[Chart and figure data]
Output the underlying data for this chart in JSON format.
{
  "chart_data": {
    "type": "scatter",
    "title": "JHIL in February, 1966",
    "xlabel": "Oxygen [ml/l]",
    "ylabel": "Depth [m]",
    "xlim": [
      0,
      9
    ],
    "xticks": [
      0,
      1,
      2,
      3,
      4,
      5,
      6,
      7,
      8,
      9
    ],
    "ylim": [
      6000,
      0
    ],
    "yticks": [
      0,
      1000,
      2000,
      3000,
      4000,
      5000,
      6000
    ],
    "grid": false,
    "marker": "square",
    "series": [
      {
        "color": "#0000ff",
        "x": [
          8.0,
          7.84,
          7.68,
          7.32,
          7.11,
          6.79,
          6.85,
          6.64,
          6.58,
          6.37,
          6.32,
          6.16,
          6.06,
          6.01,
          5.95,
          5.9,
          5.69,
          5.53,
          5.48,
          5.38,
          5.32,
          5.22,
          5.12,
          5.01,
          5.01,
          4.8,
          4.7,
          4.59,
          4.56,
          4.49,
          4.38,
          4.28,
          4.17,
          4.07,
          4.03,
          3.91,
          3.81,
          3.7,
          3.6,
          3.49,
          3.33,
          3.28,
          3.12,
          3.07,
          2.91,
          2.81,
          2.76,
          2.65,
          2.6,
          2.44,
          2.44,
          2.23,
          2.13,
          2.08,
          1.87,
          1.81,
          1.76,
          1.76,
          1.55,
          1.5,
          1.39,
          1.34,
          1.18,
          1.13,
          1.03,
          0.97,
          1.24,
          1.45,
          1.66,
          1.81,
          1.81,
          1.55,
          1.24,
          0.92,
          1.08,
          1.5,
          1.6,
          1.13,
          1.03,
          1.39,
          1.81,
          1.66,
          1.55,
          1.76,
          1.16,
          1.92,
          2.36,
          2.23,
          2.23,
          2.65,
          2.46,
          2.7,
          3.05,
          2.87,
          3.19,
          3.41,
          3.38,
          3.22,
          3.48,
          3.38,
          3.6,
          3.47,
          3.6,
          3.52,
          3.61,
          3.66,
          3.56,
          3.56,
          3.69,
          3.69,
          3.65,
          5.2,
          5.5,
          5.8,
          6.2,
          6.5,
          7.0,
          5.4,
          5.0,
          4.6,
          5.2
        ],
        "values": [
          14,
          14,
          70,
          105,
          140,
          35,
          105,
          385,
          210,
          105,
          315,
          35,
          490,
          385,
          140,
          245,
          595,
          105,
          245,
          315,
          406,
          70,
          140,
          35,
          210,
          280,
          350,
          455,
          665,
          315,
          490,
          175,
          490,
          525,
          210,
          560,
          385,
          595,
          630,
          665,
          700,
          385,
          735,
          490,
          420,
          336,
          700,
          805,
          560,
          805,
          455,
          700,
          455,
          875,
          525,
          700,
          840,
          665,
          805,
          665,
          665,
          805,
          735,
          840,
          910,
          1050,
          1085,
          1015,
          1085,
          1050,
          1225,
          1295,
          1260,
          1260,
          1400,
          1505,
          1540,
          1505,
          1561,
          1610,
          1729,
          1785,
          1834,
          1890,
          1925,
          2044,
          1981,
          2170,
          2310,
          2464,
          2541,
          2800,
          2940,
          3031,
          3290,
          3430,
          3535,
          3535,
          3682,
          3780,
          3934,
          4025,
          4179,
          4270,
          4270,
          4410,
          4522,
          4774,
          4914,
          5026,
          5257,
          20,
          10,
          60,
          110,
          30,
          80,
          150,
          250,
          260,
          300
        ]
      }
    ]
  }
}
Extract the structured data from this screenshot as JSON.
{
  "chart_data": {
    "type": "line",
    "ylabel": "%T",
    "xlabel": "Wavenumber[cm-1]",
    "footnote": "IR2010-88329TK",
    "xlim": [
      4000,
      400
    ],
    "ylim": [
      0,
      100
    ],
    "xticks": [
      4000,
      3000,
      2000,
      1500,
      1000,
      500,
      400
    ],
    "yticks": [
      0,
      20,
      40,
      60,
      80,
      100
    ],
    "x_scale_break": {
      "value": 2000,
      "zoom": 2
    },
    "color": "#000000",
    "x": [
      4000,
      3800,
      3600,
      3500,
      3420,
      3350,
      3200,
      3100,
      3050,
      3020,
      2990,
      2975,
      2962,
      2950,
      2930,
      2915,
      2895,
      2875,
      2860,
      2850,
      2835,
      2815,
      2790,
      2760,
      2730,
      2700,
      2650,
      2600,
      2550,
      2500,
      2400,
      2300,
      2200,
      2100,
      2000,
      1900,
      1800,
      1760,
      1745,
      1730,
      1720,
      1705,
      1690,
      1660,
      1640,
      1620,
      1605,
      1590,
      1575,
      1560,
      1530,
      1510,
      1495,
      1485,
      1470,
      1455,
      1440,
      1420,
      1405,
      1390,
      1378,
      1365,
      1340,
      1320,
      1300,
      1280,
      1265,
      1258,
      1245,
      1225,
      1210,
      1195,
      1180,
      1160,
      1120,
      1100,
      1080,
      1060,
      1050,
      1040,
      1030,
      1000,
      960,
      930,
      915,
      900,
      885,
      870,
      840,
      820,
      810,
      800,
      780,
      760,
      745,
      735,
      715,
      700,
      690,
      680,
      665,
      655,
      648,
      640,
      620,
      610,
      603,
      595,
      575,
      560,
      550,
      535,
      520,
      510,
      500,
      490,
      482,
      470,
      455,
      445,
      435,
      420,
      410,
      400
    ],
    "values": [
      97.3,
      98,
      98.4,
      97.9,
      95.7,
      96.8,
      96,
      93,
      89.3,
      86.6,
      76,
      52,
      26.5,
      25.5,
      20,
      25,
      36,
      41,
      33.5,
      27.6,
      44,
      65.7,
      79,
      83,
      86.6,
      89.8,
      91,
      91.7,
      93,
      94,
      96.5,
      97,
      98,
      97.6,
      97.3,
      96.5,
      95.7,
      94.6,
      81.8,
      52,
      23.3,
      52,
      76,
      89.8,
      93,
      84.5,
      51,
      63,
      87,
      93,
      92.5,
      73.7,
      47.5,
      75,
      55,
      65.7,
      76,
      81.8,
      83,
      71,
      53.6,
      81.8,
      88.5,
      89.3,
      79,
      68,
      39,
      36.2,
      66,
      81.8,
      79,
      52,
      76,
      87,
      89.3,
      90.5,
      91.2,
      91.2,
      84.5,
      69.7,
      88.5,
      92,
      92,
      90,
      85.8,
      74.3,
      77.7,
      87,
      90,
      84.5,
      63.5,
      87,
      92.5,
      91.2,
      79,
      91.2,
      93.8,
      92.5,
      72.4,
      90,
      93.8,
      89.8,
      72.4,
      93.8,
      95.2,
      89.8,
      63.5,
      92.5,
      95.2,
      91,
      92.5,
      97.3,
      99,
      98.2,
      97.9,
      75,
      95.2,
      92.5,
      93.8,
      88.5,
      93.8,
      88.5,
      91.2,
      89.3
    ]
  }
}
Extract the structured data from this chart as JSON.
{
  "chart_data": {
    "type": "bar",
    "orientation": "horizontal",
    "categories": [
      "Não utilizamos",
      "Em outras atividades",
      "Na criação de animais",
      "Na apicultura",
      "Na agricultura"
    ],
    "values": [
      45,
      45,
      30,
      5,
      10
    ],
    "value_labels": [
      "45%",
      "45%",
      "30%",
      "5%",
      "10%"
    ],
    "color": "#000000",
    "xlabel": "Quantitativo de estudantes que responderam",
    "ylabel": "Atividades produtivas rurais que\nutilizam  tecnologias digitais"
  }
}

● **Brief**:
The records above must be repeated exactly, every one of them.

● **Written solution**:
Output the underlying data for this chart in JSON format.
{
  "chart_data": {
    "type": "scatter",
    "title": "JHIL in February, 1966",
    "xlabel": "Oxygen [ml/l]",
    "ylabel": "Depth [m]",
    "xlim": [
      0,
      9
    ],
    "xticks": [
      0,
      1,
      2,
      3,
      4,
      5,
      6,
      7,
      8,
      9
    ],
    "ylim": [
      6000,
      0
    ],
    "yticks": [
      0,
      1000,
      2000,
      3000,
      4000,
      5000,
      6000
    ],
    "grid": false,
    "marker": "square",
    "series": [
      {
        "color": "#0000ff",
        "x": [
          8.0,
          7.84,
          7.68,
          7.32,
          7.11,
          6.79,
          6.85,
          6.64,
          6.58,
          6.37,
          6.32,
          6.16,
          6.06,
          6.01,
          5.95,
          5.9,
          5.69,
          5.53,
          5.48,
          5.38,
          5.32,
          5.22,
          5.12,
          5.01,
          5.01,
          4.8,
          4.7,
          4.59,
          4.56,
          4.49,
          4.38,
          4.28,
          4.17,
          4.07,
          4.03,
          3.91,
          3.81,
          3.7,
          3.6,
          3.49,
          3.33,
          3.28,
          3.12,
          3.07,
          2.91,
          2.81,
          2.76,
          2.65,
          2.6,
          2.44,
          2.44,
          2.23,
          2.13,
          2.08,
          1.87,
          1.81,
          1.76,
          1.76,
          1.55,
          1.5,
          1.39,
          1.34,
          1.18,
          1.13,
          1.03,
          0.97,
          1.24,
          1.45,
          1.66,
          1.81,
          1.81,
          1.55,
          1.24,
          0.92,
          1.08,
          1.5,
          1.6,
          1.13,
          1.03,
          1.39,
          1.81,
          1.66,
          1.55,
          1.76,
          1.16,
          1.92,
          2.36,
          2.23,
          2.23,
          2.65,
          2.46,
          2.7,
          3.05,
          2.87,
          3.19,
          3.41,
          3.38,
          3.22,
          3.48,
          3.38,
          3.6,
          3.47,
          3.6,
          3.52,
          3.61,
          3.66,
          3.56,
          3.56,
          3.69,
          3.69,
          3.65,
          5.2,
          5.5,
          5.8,
          6.2,
          6.5,
          7.0,
          5.4,
          5.0,
          4.6,
          5.2
        ],
        "values": [
          14,
          14,
          70,
          105,
          140,
          35,
          105,
          385,
          210,
          105,
          315,
          35,
          490,
          385,
          140,
          245,
          595,
          105,
          245,
          315,
          406,
          70,
          140,
          35,
          210,
          280,
          350,
          455,
          665,
          315,
          490,
          175,
          490,
          525,
          210,
          560,
          385,
          595,
          630,
          665,
          700,
          385,
          735,
          490,
          420,
          336,
          700,
          805,
          560,
          805,
          455,
          700,
          455,
          875,
          525,
          700,
          840,
          665,
          805,
          665,
          665,
          805,
          735,
          840,
          910,
          1050,
          1085,
          1015,
          1085,
          1050,
          1225,
          1295,
          1260,
          1260,
          1400,
          1505,
          1540,
          1505,
          1561,
          1610,
          1729,
          1785,
          1834,
          1890,
          1925,
          2044,
          1981,
          2170,
          2310,
          2464,
          2541,
          2800,
          2940,
          3031,
          3290,
          3430,
          3535,
          3535,
          3682,
          3780,
          3934,
          4025,
          4179,
          4270,
          4270,
          4410,
          4522,
          4774,
          4914,
          5026,
          5257,
          20,
          10,
          60,
          110,
          30,
          80,
          150,
          250,
          260,
          300
        ]
      }
    ]
  }
}
Extract the structured data from this screenshot as JSON.
{
  "chart_data": {
    "type": "line",
    "ylabel": "%T",
    "xlabel": "Wavenumber[cm-1]",
    "footnote": "IR2010-88329TK",
    "xlim": [
      4000,
      400
    ],
    "ylim": [
      0,
      100
    ],
    "xticks": [
      4000,
      3000,
      2000,
      1500,
      1000,
      500,
      400
    ],
    "yticks": [
      0,
      20,
      40,
      60,
      80,
      100
    ],
    "x_scale_break": {
      "value": 2000,
      "zoom": 2
    },
    "color": "#000000",
    "x": [
      4000,
      3800,
      3600,
      3500,
      3420,
      3350,
      3200,
      3100,
      3050,
      3020,
      2990,
      2975,
      2962,
      2950,
      2930,
      2915,
      2895,
      2875,
      2860,
      2850,
      2835,
      2815,
      2790,
      2760,
      2730,
      2700,
      2650,
      2600,
      2550,
      2500,
      2400,
      2300,
      2200,
      2100,
      2000,
      1900,
      1800,
      1760,
      1745,
      1730,
      1720,
      1705,
      1690,
      1660,
      1640,
      1620,
      1605,
      1590,
      1575,
      1560,
      1530,
      1510,
      1495,
      1485,
      1470,
      1455,
      1440,
      1420,
      1405,
      1390,
      1378,
      1365,
      1340,
      1320,
      1300,
      1280,
      1265,
      1258,
      1245,
      1225,
      1210,
      1195,
      1180,
      1160,
      1120,
      1100,
      1080,
      1060,
      1050,
      1040,
      1030,
      1000,
      960,
      930,
      915,
      900,
      885,
      870,
      840,
      820,
      810,
      800,
      780,
      760,
      745,
      735,
      715,
      700,
      690,
      680,
      665,
      655,
      648,
      640,
      620,
      610,
      603,
      595,
      575,
      560,
      550,
      535,
      520,
      510,
      500,
      490,
      482,
      470,
      455,
      445,
      435,
      420,
      410,
      400
    ],
    "values": [
      97.3,
      98,
      98.4,
      97.9,
      95.7,
      96.8,
      96,
      93,
      89.3,
      86.6,
      76,
      52,
      26.5,
      25.5,
      20,
      25,
      36,
      41,
      33.5,
      27.6,
      44,
      65.7,
      79,
      83,
      86.6,
      89.8,
      91,
      91.7,
      93,
      94,
      96.5,
      97,
      98,
      97.6,
      97.3,
      96.5,
      95.7,
      94.6,
      81.8,
      52,
      23.3,
      52,
      76,
      89.8,
      93,
      84.5,
      51,
      63,
      87,
      93,
      92.5,
      73.7,
      47.5,
      75,
      55,
      65.7,
      76,
      81.8,
      83,
      71,
      53.6,
      81.8,
      88.5,
      89.3,
      79,
      68,
      39,
      36.2,
      66,
      81.8,
      79,
      52,
      76,
      87,
      89.3,
      90.5,
      91.2,
      91.2,
      84.5,
      69.7,
      88.5,
      92,
      92,
      90,
      85.8,
      74.3,
      77.7,
      87,
      90,
      84.5,
      63.5,
      87,
      92.5,
      91.2,
      79,
      91.2,
      93.8,
      92.5,
      72.4,
      90,
      93.8,
      89.8,
      72.4,
      93.8,
      95.2,
      89.8,
      63.5,
      92.5,
      95.2,
      91,
      92.5,
      97.3,
      99,
      98.2,
      97.9,
      75,
      95.2,
      92.5,
      93.8,
      88.5,
      93.8,
      88.5,
      91.2,
      89.3
    ]
  }
}
Extract the structured data from this chart as JSON.
{
  "chart_data": {
    "type": "bar",
    "orientation": "horizontal",
    "categories": [
      "Não utilizamos",
      "Em outras atividades",
      "Na criação de animais",
      "Na apicultura",
      "Na agricultura"
    ],
    "values": [
      45,
      45,
      30,
      5,
      10
    ],
    "value_labels": [
      "45%",
      "45%",
      "30%",
      "5%",
      "10%"
    ],
    "color": "#000000",
    "xlabel": "Quantitativo de estudantes que responderam",
    "ylabel": "Atividades produtivas rurais que\nutilizam  tecnologias digitais"
  }
}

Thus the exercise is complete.